→ **REQUIRED TASK**
Copy the records below exactly, omitting any pictures they contain.
___
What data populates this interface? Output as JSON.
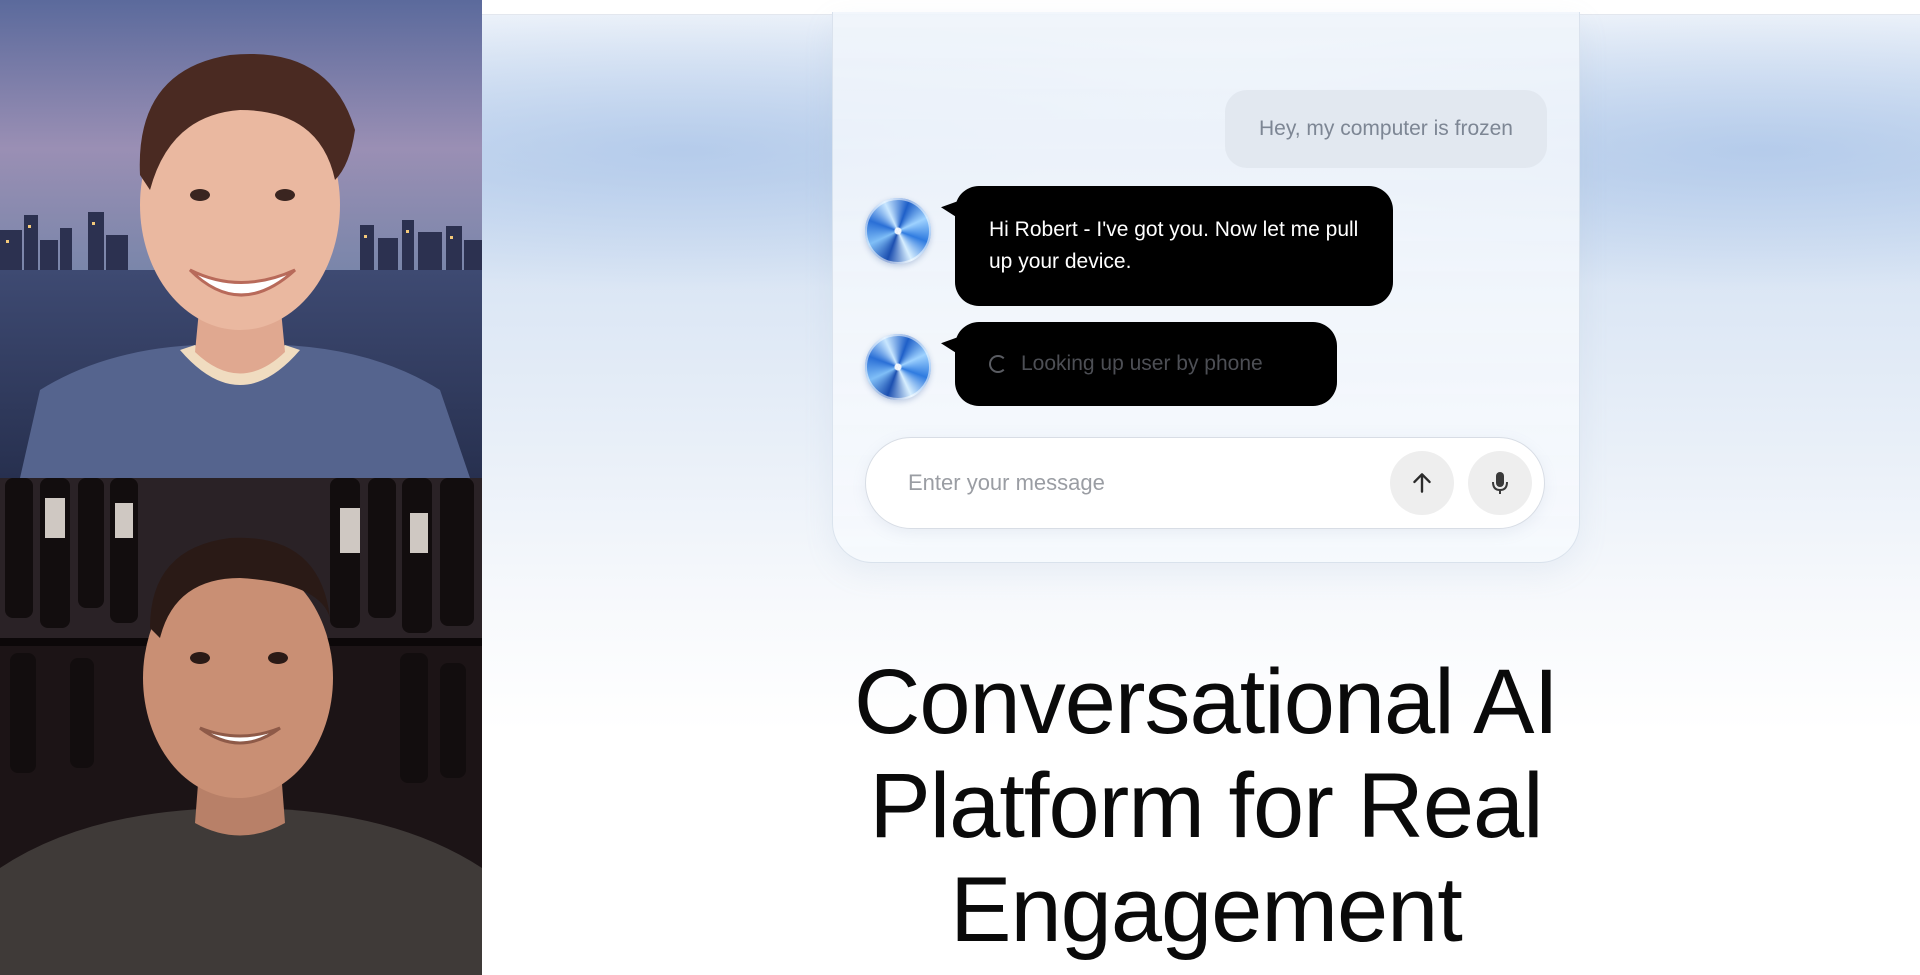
{
  "video_call": {
    "participants": [
      {
        "id": "participant-1"
      },
      {
        "id": "participant-2"
      }
    ]
  },
  "chat": {
    "user_message": "Hey, my computer is frozen",
    "bot_message": "Hi Robert - I've got you. Now let me pull up your device.",
    "bot_status": "Looking up user by phone",
    "input": {
      "placeholder": "Enter your message",
      "value": ""
    },
    "icons": {
      "avatar": "ai-orb-icon",
      "status": "spinner-icon",
      "send": "arrow-up-icon",
      "mic": "microphone-icon"
    }
  },
  "headline": {
    "line1": "Conversational AI",
    "line2": "Platform for Real",
    "line3": "Engagement"
  },
  "colors": {
    "bot_bubble": "#000000",
    "user_bubble": "#e2e8f0",
    "headline": "#0a0a0a",
    "accent_blue": "#2f7be0"
  }
}
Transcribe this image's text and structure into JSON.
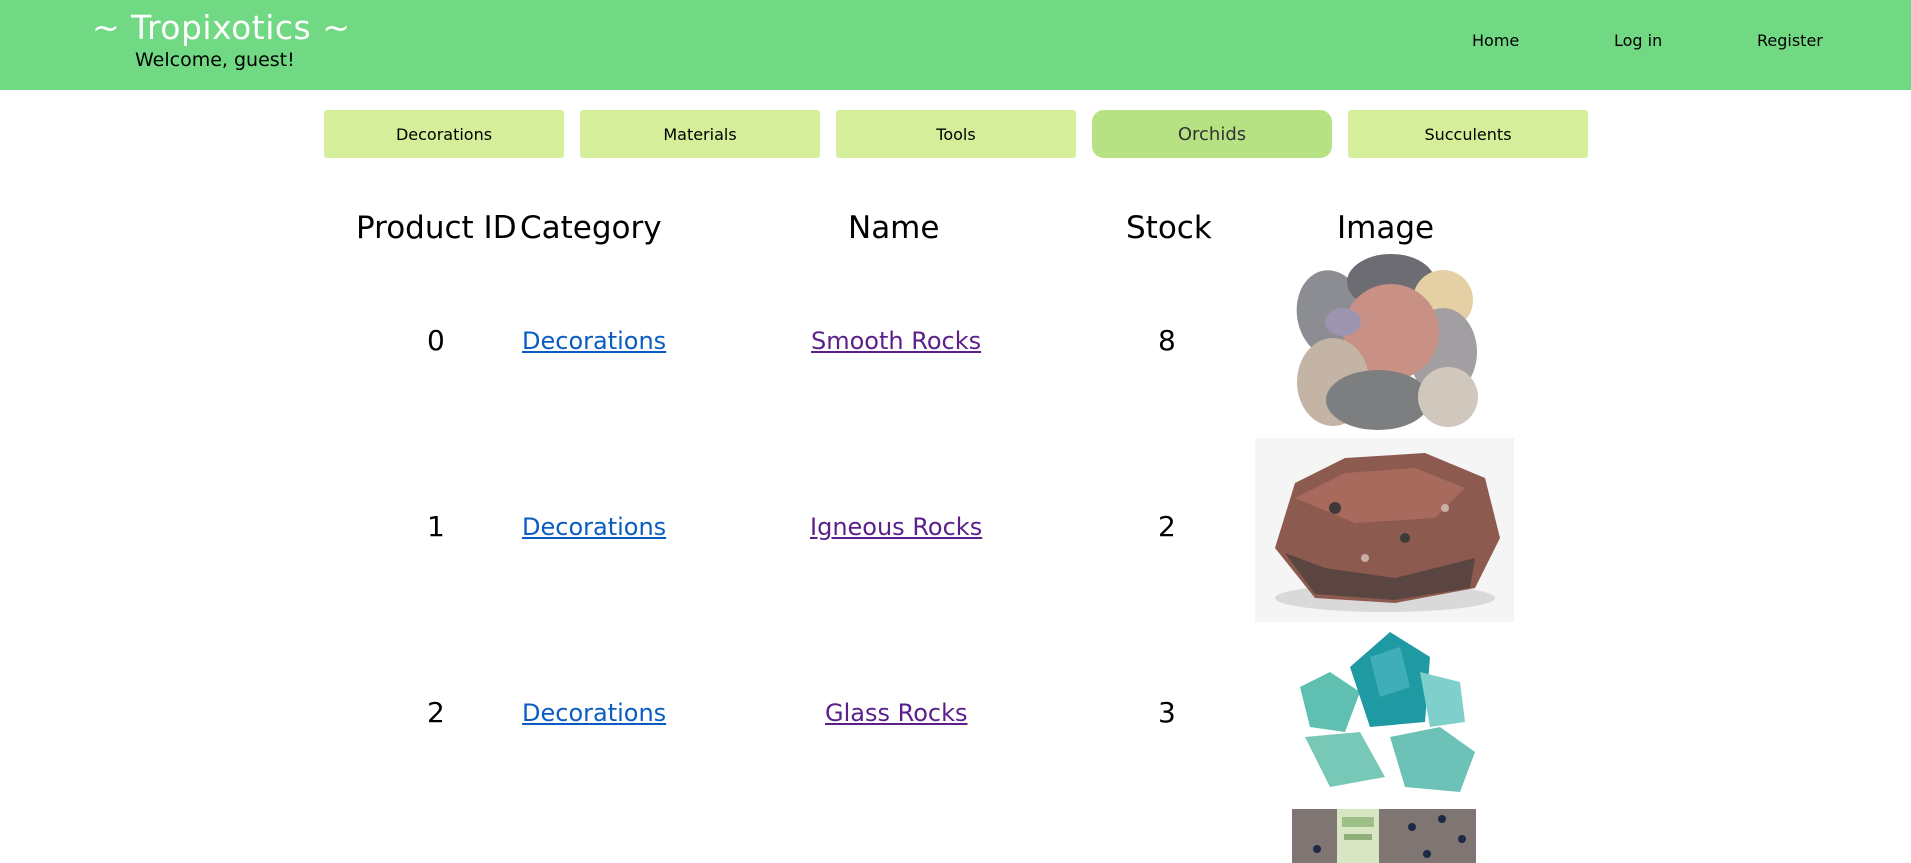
{
  "header": {
    "brand": "~ Tropixotics ~",
    "welcome": "Welcome, guest!",
    "nav": {
      "home": "Home",
      "login": "Log in",
      "register": "Register"
    }
  },
  "categories": [
    "Decorations",
    "Materials",
    "Tools",
    "Orchids",
    "Succulents"
  ],
  "active_category": "Orchids",
  "table": {
    "headers": {
      "id": "Product ID",
      "category": "Category",
      "name": "Name",
      "stock": "Stock",
      "image": "Image"
    },
    "rows": [
      {
        "id": "0",
        "category": "Decorations",
        "name": "Smooth Rocks",
        "stock": "8",
        "image": "pile of smooth rocks"
      },
      {
        "id": "1",
        "category": "Decorations",
        "name": "Igneous Rocks",
        "stock": "2",
        "image": "igneous rock"
      },
      {
        "id": "2",
        "category": "Decorations",
        "name": "Glass Rocks",
        "stock": "3",
        "image": "glass rocks"
      },
      {
        "id": "",
        "category": "",
        "name": "",
        "stock": "",
        "image": "product image"
      }
    ]
  },
  "colors": {
    "header_bg": "#71d883",
    "category_bg": "#d5ee99",
    "category_active_bg": "#b7e284",
    "link_category": "#0a5cc2",
    "link_name_visited": "#5a1f8a"
  }
}
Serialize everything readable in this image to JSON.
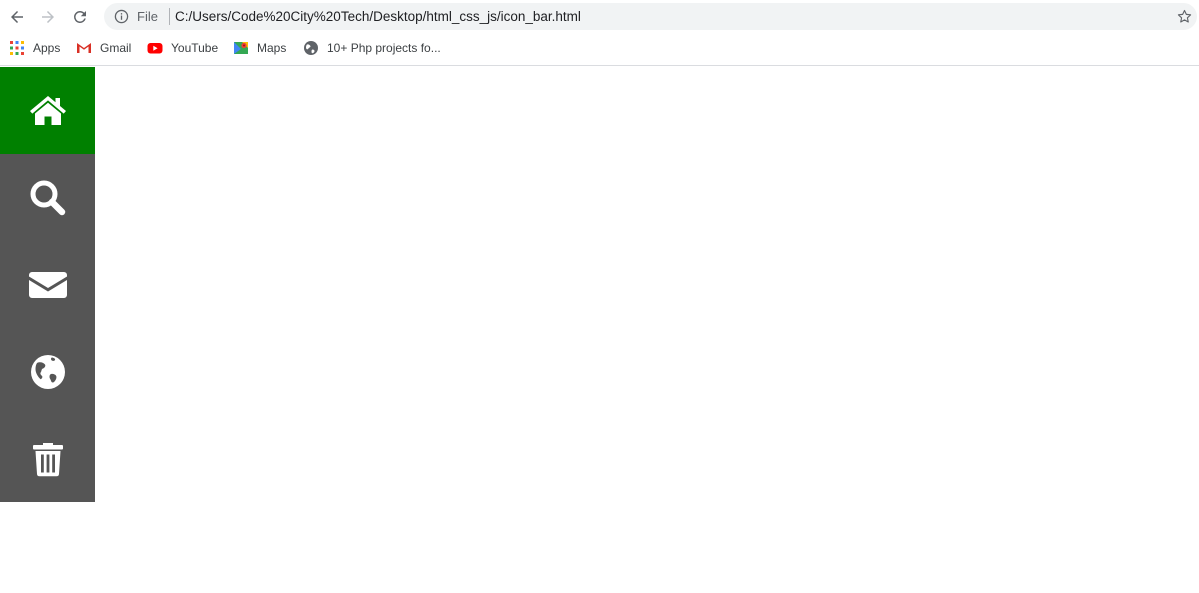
{
  "browser": {
    "scheme_label": "File",
    "url": "C:/Users/Code%20City%20Tech/Desktop/html_css_js/icon_bar.html",
    "icons": {
      "back": "arrow-left-icon",
      "forward": "arrow-right-icon",
      "reload": "reload-icon",
      "info": "info-icon",
      "bookmark_star": "star-icon"
    }
  },
  "bookmarks": [
    {
      "label": "Apps",
      "icon": "apps-grid-icon"
    },
    {
      "label": "Gmail",
      "icon": "gmail-icon"
    },
    {
      "label": "YouTube",
      "icon": "youtube-icon"
    },
    {
      "label": "Maps",
      "icon": "maps-icon"
    },
    {
      "label": "10+ Php projects fo...",
      "icon": "globe-icon"
    }
  ],
  "icon_bar": {
    "active_color": "#008000",
    "background_color": "#555555",
    "items": [
      {
        "icon": "home-icon",
        "active": true
      },
      {
        "icon": "search-icon",
        "active": false
      },
      {
        "icon": "envelope-icon",
        "active": false
      },
      {
        "icon": "globe-icon",
        "active": false
      },
      {
        "icon": "trash-icon",
        "active": false
      }
    ]
  }
}
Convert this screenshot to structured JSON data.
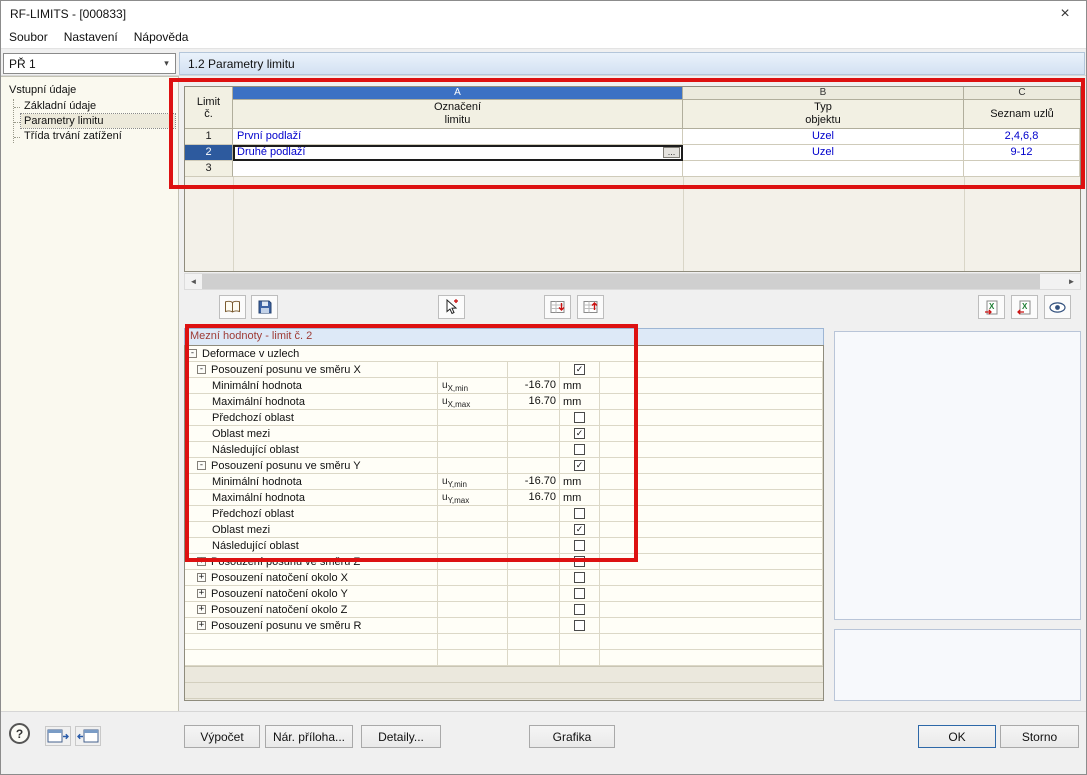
{
  "window": {
    "title": "RF-LIMITS - [000833]",
    "close_glyph": "×"
  },
  "menu": {
    "items": [
      "Soubor",
      "Nastavení",
      "Nápověda"
    ]
  },
  "topbar": {
    "case_selector": "PŘ 1",
    "dropdown_glyph": "▾",
    "section_title": "1.2 Parametry limitu"
  },
  "sidebar": {
    "root_label": "Vstupní údaje",
    "items": [
      {
        "label": "Základní údaje",
        "selected": false
      },
      {
        "label": "Parametry limitu",
        "selected": true
      },
      {
        "label": "Třída trvání zatížení",
        "selected": false
      }
    ]
  },
  "limits_table": {
    "corner_line1": "Limit",
    "corner_line2": "č.",
    "ellipsis_label": "...",
    "columns": [
      {
        "letter": "A",
        "header_line1": "Označení",
        "header_line2": "limitu"
      },
      {
        "letter": "B",
        "header_line1": "Typ",
        "header_line2": "objektu"
      },
      {
        "letter": "C",
        "header_line1": "Seznam uzlů",
        "header_line2": ""
      }
    ],
    "rows": [
      {
        "num": "1",
        "name": "První podlaží",
        "type": "Uzel",
        "nodes": "2,4,6,8",
        "selected": false
      },
      {
        "num": "2",
        "name": "Druhé podlaží",
        "type": "Uzel",
        "nodes": "9-12",
        "selected": true
      },
      {
        "num": "3",
        "name": "",
        "type": "",
        "nodes": "",
        "selected": false
      }
    ]
  },
  "scrollbar": {
    "left_glyph": "◄",
    "right_glyph": "►"
  },
  "table_toolbar": {
    "icons": [
      "book-icon",
      "save-icon",
      "pick-object-icon",
      "import-rows-icon",
      "export-rows-icon",
      "excel-export-icon",
      "excel-import-icon",
      "visibility-icon"
    ]
  },
  "limit_values": {
    "title": "Mezní hodnoty - limit č. 2",
    "rows": [
      {
        "indent": 0,
        "expander": "-",
        "label": "Deformace v uzlech",
        "group": true
      },
      {
        "indent": 1,
        "expander": "-",
        "label": "Posouzení posunu ve směru X",
        "check": true
      },
      {
        "indent": 2,
        "label": "Minimální hodnota",
        "sym": "u",
        "sub": "X,min",
        "value": "-16.70",
        "unit": "mm"
      },
      {
        "indent": 2,
        "label": "Maximální hodnota",
        "sym": "u",
        "sub": "X,max",
        "value": "16.70",
        "unit": "mm"
      },
      {
        "indent": 2,
        "label": "Předchozí oblast",
        "check": false
      },
      {
        "indent": 2,
        "label": "Oblast mezi",
        "check": true
      },
      {
        "indent": 2,
        "label": "Následující oblast",
        "check": false
      },
      {
        "indent": 1,
        "expander": "-",
        "label": "Posouzení posunu ve směru Y",
        "check": true
      },
      {
        "indent": 2,
        "label": "Minimální hodnota",
        "sym": "u",
        "sub": "Y,min",
        "value": "-16.70",
        "unit": "mm"
      },
      {
        "indent": 2,
        "label": "Maximální hodnota",
        "sym": "u",
        "sub": "Y,max",
        "value": "16.70",
        "unit": "mm"
      },
      {
        "indent": 2,
        "label": "Předchozí oblast",
        "check": false
      },
      {
        "indent": 2,
        "label": "Oblast mezi",
        "check": true
      },
      {
        "indent": 2,
        "label": "Následující oblast",
        "check": false
      },
      {
        "indent": 1,
        "expander": "+",
        "label": "Posouzení posunu ve směru Z",
        "check": false
      },
      {
        "indent": 1,
        "expander": "+",
        "label": "Posouzení natočení okolo X",
        "check": false
      },
      {
        "indent": 1,
        "expander": "+",
        "label": "Posouzení natočení okolo Y",
        "check": false
      },
      {
        "indent": 1,
        "expander": "+",
        "label": "Posouzení natočení okolo Z",
        "check": false
      },
      {
        "indent": 1,
        "expander": "+",
        "label": "Posouzení posunu ve směru R",
        "check": false
      },
      {
        "empty": true
      },
      {
        "empty": true
      }
    ]
  },
  "footer": {
    "help_glyph": "?",
    "buttons": {
      "vypocet": "Výpočet",
      "narodni_priloha": "Nár. příloha...",
      "detaily": "Detaily...",
      "grafika": "Grafika",
      "ok": "OK",
      "storno": "Storno"
    }
  },
  "colors": {
    "selected_column": "#3c71c4",
    "selected_row": "#2d5a9e",
    "data_text": "#0000cc",
    "section_title_text": "#9e3b35",
    "annotation": "#dd1111"
  }
}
___
→ **SOLUTION TO THE EXERCISE**
What data populates this interface? Output as JSON.
{
  "video_call": {
    "participants": [
      {
        "id": "participant-1"
      },
      {
        "id": "participant-2"
      }
    ]
  },
  "chat": {
    "user_message": "Hey, my computer is frozen",
    "bot_message": "Hi Robert - I've got you. Now let me pull up your device.",
    "bot_status": "Looking up user by phone",
    "input": {
      "placeholder": "Enter your message",
      "value": ""
    },
    "icons": {
      "avatar": "ai-orb-icon",
      "status": "spinner-icon",
      "send": "arrow-up-icon",
      "mic": "microphone-icon"
    }
  },
  "headline": {
    "line1": "Conversational AI",
    "line2": "Platform for Real",
    "line3": "Engagement"
  },
  "colors": {
    "bot_bubble": "#000000",
    "user_bubble": "#e2e8f0",
    "headline": "#0a0a0a",
    "accent_blue": "#2f7be0"
  }
}
Transcribe this image's text and structure into JSON.
{
  "header": {
    "brand": "~ Tropixotics ~",
    "welcome": "Welcome, guest!",
    "nav": {
      "home": "Home",
      "login": "Log in",
      "register": "Register"
    }
  },
  "categories": [
    "Decorations",
    "Materials",
    "Tools",
    "Orchids",
    "Succulents"
  ],
  "active_category": "Orchids",
  "table": {
    "headers": {
      "id": "Product ID",
      "category": "Category",
      "name": "Name",
      "stock": "Stock",
      "image": "Image"
    },
    "rows": [
      {
        "id": "0",
        "category": "Decorations",
        "name": "Smooth Rocks",
        "stock": "8",
        "image": "pile of smooth rocks"
      },
      {
        "id": "1",
        "category": "Decorations",
        "name": "Igneous Rocks",
        "stock": "2",
        "image": "igneous rock"
      },
      {
        "id": "2",
        "category": "Decorations",
        "name": "Glass Rocks",
        "stock": "3",
        "image": "glass rocks"
      },
      {
        "id": "",
        "category": "",
        "name": "",
        "stock": "",
        "image": "product image"
      }
    ]
  },
  "colors": {
    "header_bg": "#71d883",
    "category_bg": "#d5ee99",
    "category_active_bg": "#b7e284",
    "link_category": "#0a5cc2",
    "link_name_visited": "#5a1f8a"
  }
}
Serialize everything readable in this image to JSON.
{
  "browser": {
    "scheme_label": "File",
    "url": "C:/Users/Code%20City%20Tech/Desktop/html_css_js/icon_bar.html",
    "icons": {
      "back": "arrow-left-icon",
      "forward": "arrow-right-icon",
      "reload": "reload-icon",
      "info": "info-icon",
      "bookmark_star": "star-icon"
    }
  },
  "bookmarks": [
    {
      "label": "Apps",
      "icon": "apps-grid-icon"
    },
    {
      "label": "Gmail",
      "icon": "gmail-icon"
    },
    {
      "label": "YouTube",
      "icon": "youtube-icon"
    },
    {
      "label": "Maps",
      "icon": "maps-icon"
    },
    {
      "label": "10+ Php projects fo...",
      "icon": "globe-icon"
    }
  ],
  "icon_bar": {
    "active_color": "#008000",
    "background_color": "#555555",
    "items": [
      {
        "icon": "home-icon",
        "active": true
      },
      {
        "icon": "search-icon",
        "active": false
      },
      {
        "icon": "envelope-icon",
        "active": false
      },
      {
        "icon": "globe-icon",
        "active": false
      },
      {
        "icon": "trash-icon",
        "active": false
      }
    ]
  }
}
Convert this screenshot to structured JSON data.
{
  "window": {
    "title": "RF-LIMITS - [000833]",
    "close_glyph": "×"
  },
  "menu": {
    "items": [
      "Soubor",
      "Nastavení",
      "Nápověda"
    ]
  },
  "topbar": {
    "case_selector": "PŘ 1",
    "dropdown_glyph": "▾",
    "section_title": "1.2 Parametry limitu"
  },
  "sidebar": {
    "root_label": "Vstupní údaje",
    "items": [
      {
        "label": "Základní údaje",
        "selected": false
      },
      {
        "label": "Parametry limitu",
        "selected": true
      },
      {
        "label": "Třída trvání zatížení",
        "selected": false
      }
    ]
  },
  "limits_table": {
    "corner_line1": "Limit",
    "corner_line2": "č.",
    "ellipsis_label": "...",
    "columns": [
      {
        "letter": "A",
        "header_line1": "Označení",
        "header_line2": "limitu"
      },
      {
        "letter": "B",
        "header_line1": "Typ",
        "header_line2": "objektu"
      },
      {
        "letter": "C",
        "header_line1": "Seznam uzlů",
        "header_line2": ""
      }
    ],
    "rows": [
      {
        "num": "1",
        "name": "První podlaží",
        "type": "Uzel",
        "nodes": "2,4,6,8",
        "selected": false
      },
      {
        "num": "2",
        "name": "Druhé podlaží",
        "type": "Uzel",
        "nodes": "9-12",
        "selected": true
      },
      {
        "num": "3",
        "name": "",
        "type": "",
        "nodes": "",
        "selected": false
      }
    ]
  },
  "scrollbar": {
    "left_glyph": "◄",
    "right_glyph": "►"
  },
  "table_toolbar": {
    "icons": [
      "book-icon",
      "save-icon",
      "pick-object-icon",
      "import-rows-icon",
      "export-rows-icon",
      "excel-export-icon",
      "excel-import-icon",
      "visibility-icon"
    ]
  },
  "limit_values": {
    "title": "Mezní hodnoty - limit č. 2",
    "rows": [
      {
        "indent": 0,
        "expander": "-",
        "label": "Deformace v uzlech",
        "group": true
      },
      {
        "indent": 1,
        "expander": "-",
        "label": "Posouzení posunu ve směru X",
        "check": true
      },
      {
        "indent": 2,
        "label": "Minimální hodnota",
        "sym": "u",
        "sub": "X,min",
        "value": "-16.70",
        "unit": "mm"
      },
      {
        "indent": 2,
        "label": "Maximální hodnota",
        "sym": "u",
        "sub": "X,max",
        "value": "16.70",
        "unit": "mm"
      },
      {
        "indent": 2,
        "label": "Předchozí oblast",
        "check": false
      },
      {
        "indent": 2,
        "label": "Oblast mezi",
        "check": true
      },
      {
        "indent": 2,
        "label": "Následující oblast",
        "check": false
      },
      {
        "indent": 1,
        "expander": "-",
        "label": "Posouzení posunu ve směru Y",
        "check": true
      },
      {
        "indent": 2,
        "label": "Minimální hodnota",
        "sym": "u",
        "sub": "Y,min",
        "value": "-16.70",
        "unit": "mm"
      },
      {
        "indent": 2,
        "label": "Maximální hodnota",
        "sym": "u",
        "sub": "Y,max",
        "value": "16.70",
        "unit": "mm"
      },
      {
        "indent": 2,
        "label": "Předchozí oblast",
        "check": false
      },
      {
        "indent": 2,
        "label": "Oblast mezi",
        "check": true
      },
      {
        "indent": 2,
        "label": "Následující oblast",
        "check": false
      },
      {
        "indent": 1,
        "expander": "+",
        "label": "Posouzení posunu ve směru Z",
        "check": false
      },
      {
        "indent": 1,
        "expander": "+",
        "label": "Posouzení natočení okolo X",
        "check": false
      },
      {
        "indent": 1,
        "expander": "+",
        "label": "Posouzení natočení okolo Y",
        "check": false
      },
      {
        "indent": 1,
        "expander": "+",
        "label": "Posouzení natočení okolo Z",
        "check": false
      },
      {
        "indent": 1,
        "expander": "+",
        "label": "Posouzení posunu ve směru R",
        "check": false
      },
      {
        "empty": true
      },
      {
        "empty": true
      }
    ]
  },
  "footer": {
    "help_glyph": "?",
    "buttons": {
      "vypocet": "Výpočet",
      "narodni_priloha": "Nár. příloha...",
      "detaily": "Detaily...",
      "grafika": "Grafika",
      "ok": "OK",
      "storno": "Storno"
    }
  },
  "colors": {
    "selected_column": "#3c71c4",
    "selected_row": "#2d5a9e",
    "data_text": "#0000cc",
    "section_title_text": "#9e3b35",
    "annotation": "#dd1111"
  }
}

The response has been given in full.